### [Directions]
Your task is to repeat all of the data exactly while excluding the pictures.

# START OF Material shown

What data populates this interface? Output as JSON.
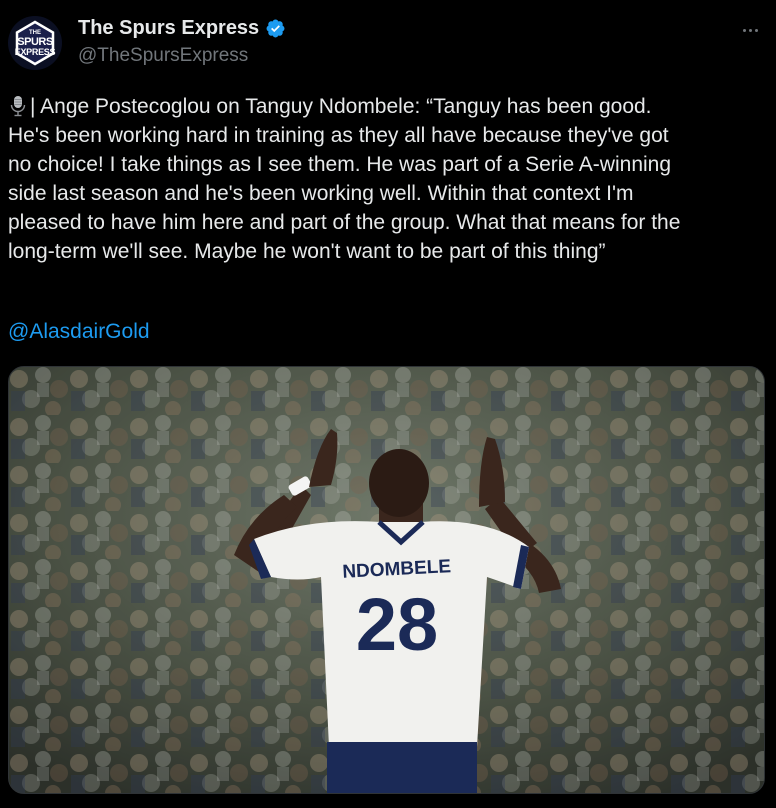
{
  "account": {
    "display_name": "The Spurs Express",
    "handle": "@TheSpursExpress",
    "avatar_text": [
      "THE",
      "SPURS",
      "EXPRESS"
    ]
  },
  "tweet": {
    "lines": [
      "| Ange Postecoglou on Tanguy Ndombele: “Tanguy has been good.",
      "He's been working hard in training as they all have because they've got",
      "no choice! I take things as I see them. He was part of a Serie A-winning",
      "side last season and he's been working well. Within that context I'm",
      "pleased to have him here and part of the group. What that means for the",
      "long-term we'll see. Maybe he won't want to be part of this thing”"
    ],
    "mention": "@AlasdairGold"
  },
  "media": {
    "jersey_name": "NDOMBELE",
    "jersey_number": "28"
  },
  "colors": {
    "background": "#000000",
    "text": "#e7e9ea",
    "secondary": "#71767b",
    "link": "#1d9bf0",
    "verified": "#1d9bf0",
    "avatar_bg": "#1a1f4a"
  },
  "icons": [
    "microphone-icon",
    "verified-badge-icon",
    "more-options-icon"
  ]
}
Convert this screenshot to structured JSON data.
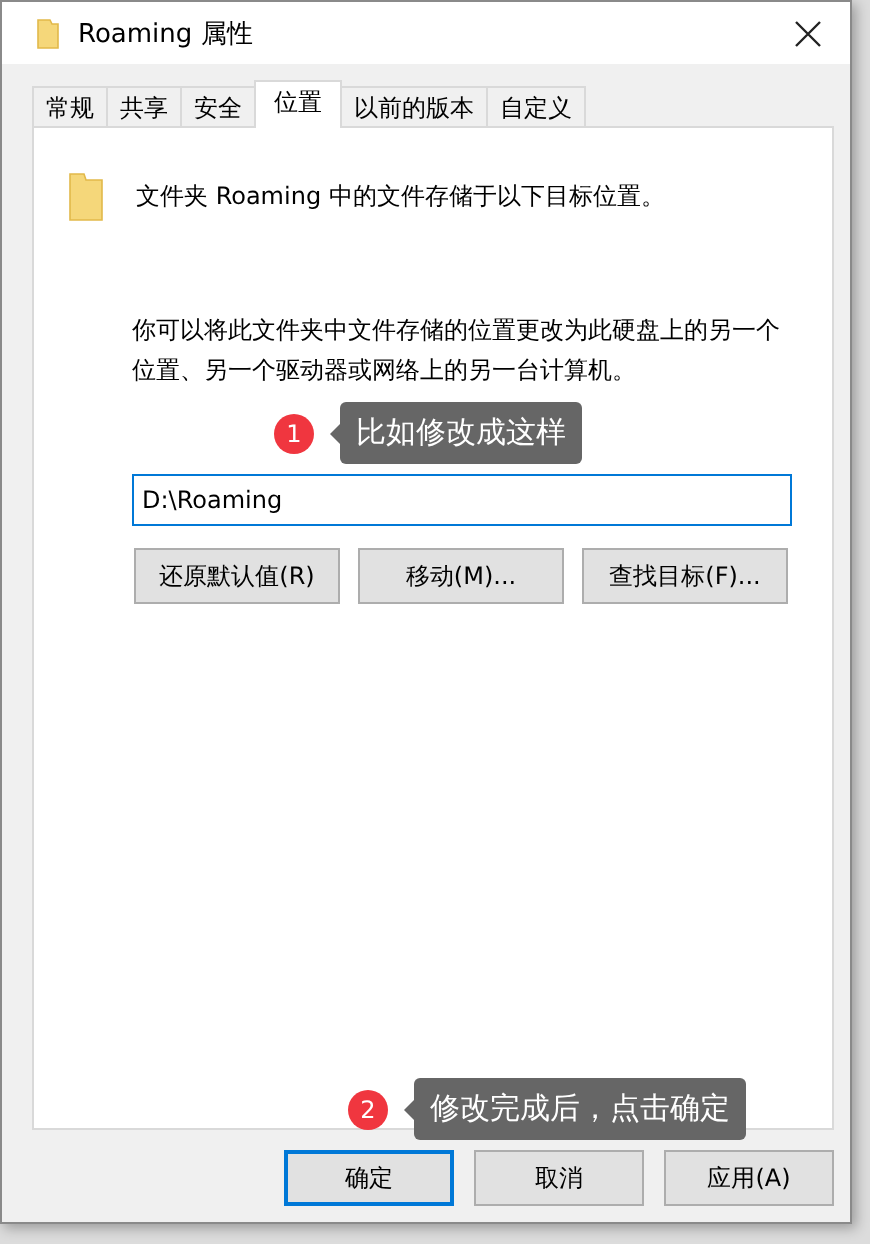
{
  "window": {
    "title": "Roaming 属性"
  },
  "tabs": [
    {
      "label": "常规",
      "selected": false
    },
    {
      "label": "共享",
      "selected": false
    },
    {
      "label": "安全",
      "selected": false
    },
    {
      "label": "位置",
      "selected": true
    },
    {
      "label": "以前的版本",
      "selected": false
    },
    {
      "label": "自定义",
      "selected": false
    }
  ],
  "location": {
    "heading": "文件夹 Roaming 中的文件存储于以下目标位置。",
    "description": "你可以将此文件夹中文件存储的位置更改为此硬盘上的另一个位置、另一个驱动器或网络上的另一台计算机。",
    "path": "D:\\Roaming",
    "buttons": [
      "还原默认值(R)",
      "移动(M)...",
      "查找目标(F)..."
    ]
  },
  "callouts": [
    {
      "number": "1",
      "text": "比如修改成这样"
    },
    {
      "number": "2",
      "text": "修改完成后，点击确定"
    }
  ],
  "dialog_buttons": [
    {
      "label": "确定",
      "selected": true
    },
    {
      "label": "取消",
      "selected": false
    },
    {
      "label": "应用(A)",
      "selected": false
    }
  ]
}
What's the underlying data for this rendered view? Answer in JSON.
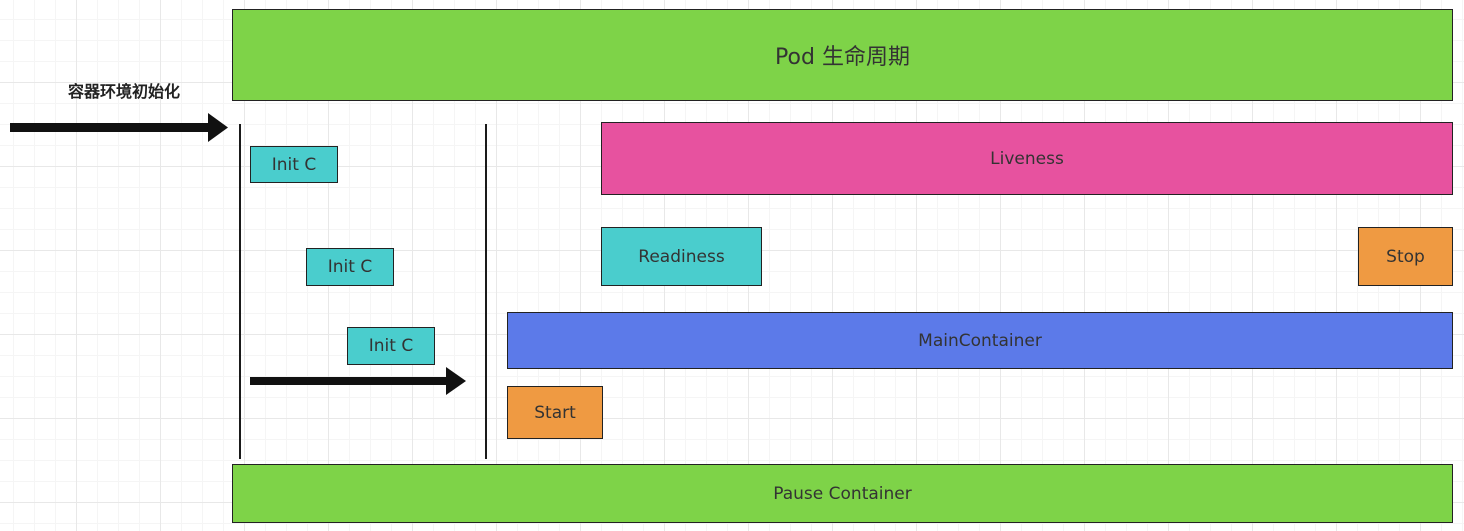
{
  "diagram": {
    "pod_lifecycle_label": "Pod 生命周期",
    "env_init_label": "容器环境初始化",
    "init_containers": [
      "Init C",
      "Init C",
      "Init C"
    ],
    "liveness_label": "Liveness",
    "readiness_label": "Readiness",
    "stop_label": "Stop",
    "main_container_label": "MainContainer",
    "start_label": "Start",
    "pause_container_label": "Pause Container"
  },
  "colors": {
    "green": "#7ED348",
    "pink": "#E7529F",
    "cyan": "#4ACDCD",
    "orange": "#EF9A42",
    "blue": "#5C7AE9",
    "arrow": "#111111"
  }
}
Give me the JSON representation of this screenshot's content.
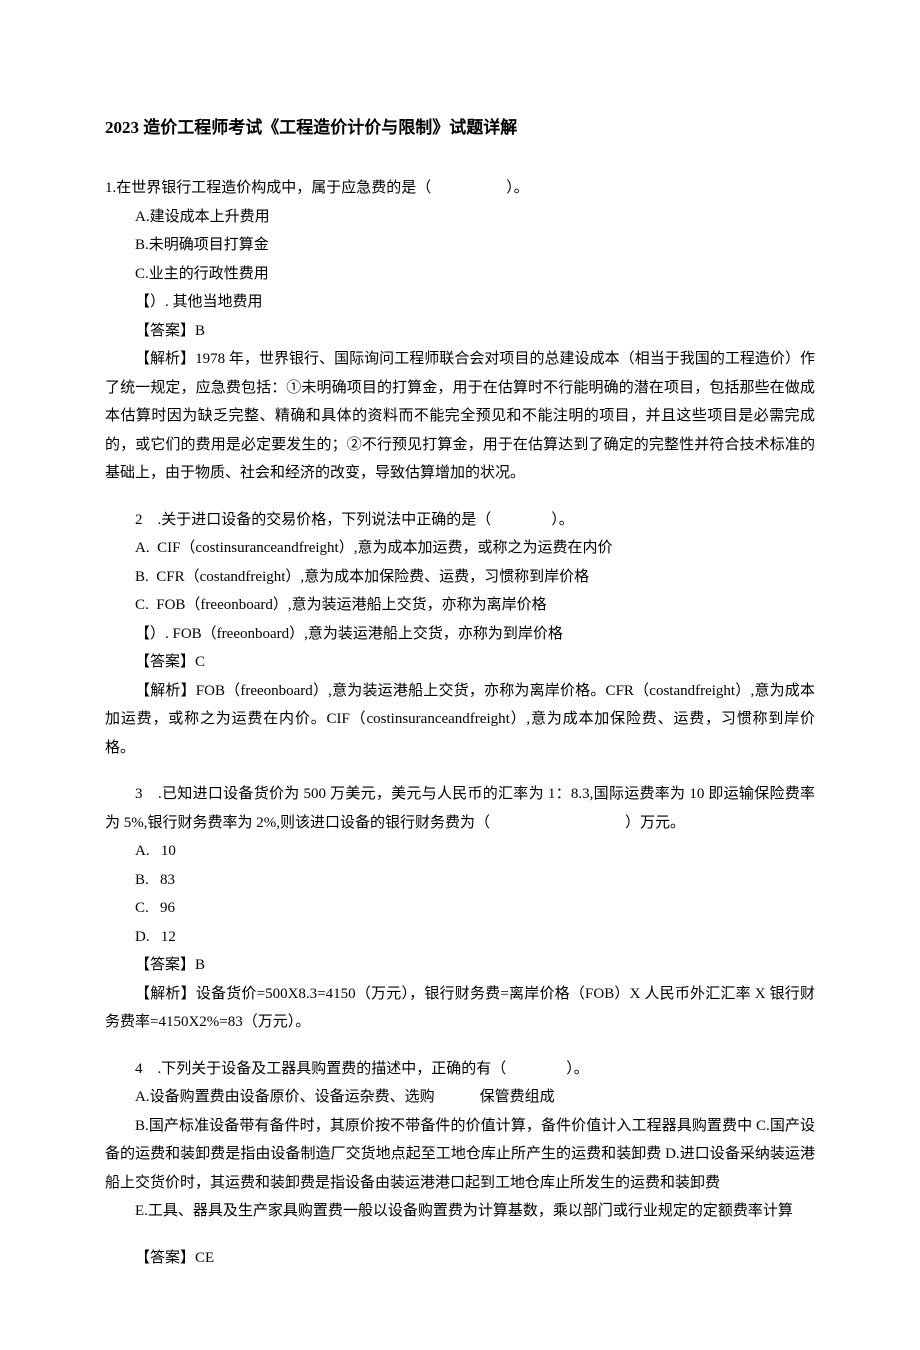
{
  "title": "2023 造价工程师考试《工程造价计价与限制》试题详解",
  "q1": {
    "stem": "1.在世界银行工程造价构成中，属于应急费的是（　　　　　）。",
    "optA": "A.建设成本上升费用",
    "optB": "B.未明确项目打算金",
    "optC": "C.业主的行政性费用",
    "optD": "【）. 其他当地费用",
    "answer": "【答案】B",
    "explain": "【解析】1978 年，世界银行、国际询问工程师联合会对项目的总建设成本（相当于我国的工程造价）作了统一规定，应急费包括：①未明确项目的打算金，用于在估算时不行能明确的潜在项目，包括那些在做成本估算时因为缺乏完整、精确和具体的资料而不能完全预见和不能注明的项目，并且这些项目是必需完成的，或它们的费用是必定要发生的；②不行预见打算金，用于在估算达到了确定的完整性并符合技术标准的基础上，由于物质、社会和经济的改变，导致估算增加的状况。"
  },
  "q2": {
    "stem": "2　.关于进口设备的交易价格，下列说法中正确的是（　　　　）。",
    "optA": "A. CIF（costinsuranceandfreight）,意为成本加运费，或称之为运费在内价",
    "optB": "B. CFR（costandfreight）,意为成本加保险费、运费，习惯称到岸价格",
    "optC": "C. FOB（freeonboard）,意为装运港船上交货，亦称为离岸价格",
    "optD": "【）. FOB（freeonboard）,意为装运港船上交货，亦称为到岸价格",
    "answer": "【答案】C",
    "explain": "【解析】FOB（freeonboard）,意为装运港船上交货，亦称为离岸价格。CFR（costandfreight）,意为成本加运费，或称之为运费在内价。CIF（costinsuranceandfreight）,意为成本加保险费、运费，习惯称到岸价格。"
  },
  "q3": {
    "stem": "3　.已知进口设备货价为 500 万美元，美元与人民币的汇率为 1：8.3,国际运费率为 10 即运输保险费率为 5%,银行财务费率为 2%,则该进口设备的银行财务费为（　　　　　　　　　）万元。",
    "optA": "A.  10",
    "optB": "B.  83",
    "optC": "C.  96",
    "optD": "D.  12",
    "answer": "【答案】B",
    "explain": "【解析】设备货价=500X8.3=4150（万元），银行财务费=离岸价格（FOB）X 人民币外汇汇率 X 银行财务费率=4150X2%=83（万元）。"
  },
  "q4": {
    "stem": "4　.下列关于设备及工器具购置费的描述中，正确的有（　　　　）。",
    "optA": "A.设备购置费由设备原价、设备运杂费、选购　　　保管费组成",
    "optBCD": "B.国产标准设备带有备件时，其原价按不带备件的价值计算，备件价值计入工程器具购置费中 C.国产设备的运费和装卸费是指由设备制造厂交货地点起至工地仓库止所产生的运费和装卸费 D.进口设备采纳装运港船上交货价时，其运费和装卸费是指设备由装运港港口起到工地仓库止所发生的运费和装卸费",
    "optE": "E.工具、器具及生产家具购置费一般以设备购置费为计算基数，乘以部门或行业规定的定额费率计算",
    "answer": "【答案】CE"
  }
}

# END OF Material shown

### [Solution to this problem]
What data populates this interface? Output as JSON.
{
  "account": {
    "display_name": "The Spurs Express",
    "handle": "@TheSpursExpress",
    "avatar_text": [
      "THE",
      "SPURS",
      "EXPRESS"
    ]
  },
  "tweet": {
    "lines": [
      "| Ange Postecoglou on Tanguy Ndombele: “Tanguy has been good.",
      "He's been working hard in training as they all have because they've got",
      "no choice! I take things as I see them. He was part of a Serie A-winning",
      "side last season and he's been working well. Within that context I'm",
      "pleased to have him here and part of the group. What that means for the",
      "long-term we'll see. Maybe he won't want to be part of this thing”"
    ],
    "mention": "@AlasdairGold"
  },
  "media": {
    "jersey_name": "NDOMBELE",
    "jersey_number": "28"
  },
  "colors": {
    "background": "#000000",
    "text": "#e7e9ea",
    "secondary": "#71767b",
    "link": "#1d9bf0",
    "verified": "#1d9bf0",
    "avatar_bg": "#1a1f4a"
  },
  "icons": [
    "microphone-icon",
    "verified-badge-icon",
    "more-options-icon"
  ]
}
Convert this screenshot to structured JSON data.
{
  "window": {
    "title": "Roaming 属性"
  },
  "tabs": [
    {
      "label": "常规",
      "selected": false
    },
    {
      "label": "共享",
      "selected": false
    },
    {
      "label": "安全",
      "selected": false
    },
    {
      "label": "位置",
      "selected": true
    },
    {
      "label": "以前的版本",
      "selected": false
    },
    {
      "label": "自定义",
      "selected": false
    }
  ],
  "location": {
    "heading": "文件夹 Roaming 中的文件存储于以下目标位置。",
    "description": "你可以将此文件夹中文件存储的位置更改为此硬盘上的另一个位置、另一个驱动器或网络上的另一台计算机。",
    "path": "D:\\Roaming",
    "buttons": [
      "还原默认值(R)",
      "移动(M)...",
      "查找目标(F)..."
    ]
  },
  "callouts": [
    {
      "number": "1",
      "text": "比如修改成这样"
    },
    {
      "number": "2",
      "text": "修改完成后，点击确定"
    }
  ],
  "dialog_buttons": [
    {
      "label": "确定",
      "selected": true
    },
    {
      "label": "取消",
      "selected": false
    },
    {
      "label": "应用(A)",
      "selected": false
    }
  ]
}
What's the underlying data for this rendered view? Answer in JSON.
{
  "diagram": {
    "pod_lifecycle_label": "Pod 生命周期",
    "env_init_label": "容器环境初始化",
    "init_containers": [
      "Init C",
      "Init C",
      "Init C"
    ],
    "liveness_label": "Liveness",
    "readiness_label": "Readiness",
    "stop_label": "Stop",
    "main_container_label": "MainContainer",
    "start_label": "Start",
    "pause_container_label": "Pause Container"
  },
  "colors": {
    "green": "#7ED348",
    "pink": "#E7529F",
    "cyan": "#4ACDCD",
    "orange": "#EF9A42",
    "blue": "#5C7AE9",
    "arrow": "#111111"
  }
}
Give me the JSON representation of this screenshot's content.
{
  "title": "2023 造价工程师考试《工程造价计价与限制》试题详解",
  "q1": {
    "stem": "1.在世界银行工程造价构成中，属于应急费的是（　　　　　）。",
    "optA": "A.建设成本上升费用",
    "optB": "B.未明确项目打算金",
    "optC": "C.业主的行政性费用",
    "optD": "【）. 其他当地费用",
    "answer": "【答案】B",
    "explain": "【解析】1978 年，世界银行、国际询问工程师联合会对项目的总建设成本（相当于我国的工程造价）作了统一规定，应急费包括：①未明确项目的打算金，用于在估算时不行能明确的潜在项目，包括那些在做成本估算时因为缺乏完整、精确和具体的资料而不能完全预见和不能注明的项目，并且这些项目是必需完成的，或它们的费用是必定要发生的；②不行预见打算金，用于在估算达到了确定的完整性并符合技术标准的基础上，由于物质、社会和经济的改变，导致估算增加的状况。"
  },
  "q2": {
    "stem": "2　.关于进口设备的交易价格，下列说法中正确的是（　　　　）。",
    "optA": "A. CIF（costinsuranceandfreight）,意为成本加运费，或称之为运费在内价",
    "optB": "B. CFR（costandfreight）,意为成本加保险费、运费，习惯称到岸价格",
    "optC": "C. FOB（freeonboard）,意为装运港船上交货，亦称为离岸价格",
    "optD": "【）. FOB（freeonboard）,意为装运港船上交货，亦称为到岸价格",
    "answer": "【答案】C",
    "explain": "【解析】FOB（freeonboard）,意为装运港船上交货，亦称为离岸价格。CFR（costandfreight）,意为成本加运费，或称之为运费在内价。CIF（costinsuranceandfreight）,意为成本加保险费、运费，习惯称到岸价格。"
  },
  "q3": {
    "stem": "3　.已知进口设备货价为 500 万美元，美元与人民币的汇率为 1：8.3,国际运费率为 10 即运输保险费率为 5%,银行财务费率为 2%,则该进口设备的银行财务费为（　　　　　　　　　）万元。",
    "optA": "A.  10",
    "optB": "B.  83",
    "optC": "C.  96",
    "optD": "D.  12",
    "answer": "【答案】B",
    "explain": "【解析】设备货价=500X8.3=4150（万元），银行财务费=离岸价格（FOB）X 人民币外汇汇率 X 银行财务费率=4150X2%=83（万元）。"
  },
  "q4": {
    "stem": "4　.下列关于设备及工器具购置费的描述中，正确的有（　　　　）。",
    "optA": "A.设备购置费由设备原价、设备运杂费、选购　　　保管费组成",
    "optBCD": "B.国产标准设备带有备件时，其原价按不带备件的价值计算，备件价值计入工程器具购置费中 C.国产设备的运费和装卸费是指由设备制造厂交货地点起至工地仓库止所产生的运费和装卸费 D.进口设备采纳装运港船上交货价时，其运费和装卸费是指设备由装运港港口起到工地仓库止所发生的运费和装卸费",
    "optE": "E.工具、器具及生产家具购置费一般以设备购置费为计算基数，乘以部门或行业规定的定额费率计算",
    "answer": "【答案】CE"
  }
}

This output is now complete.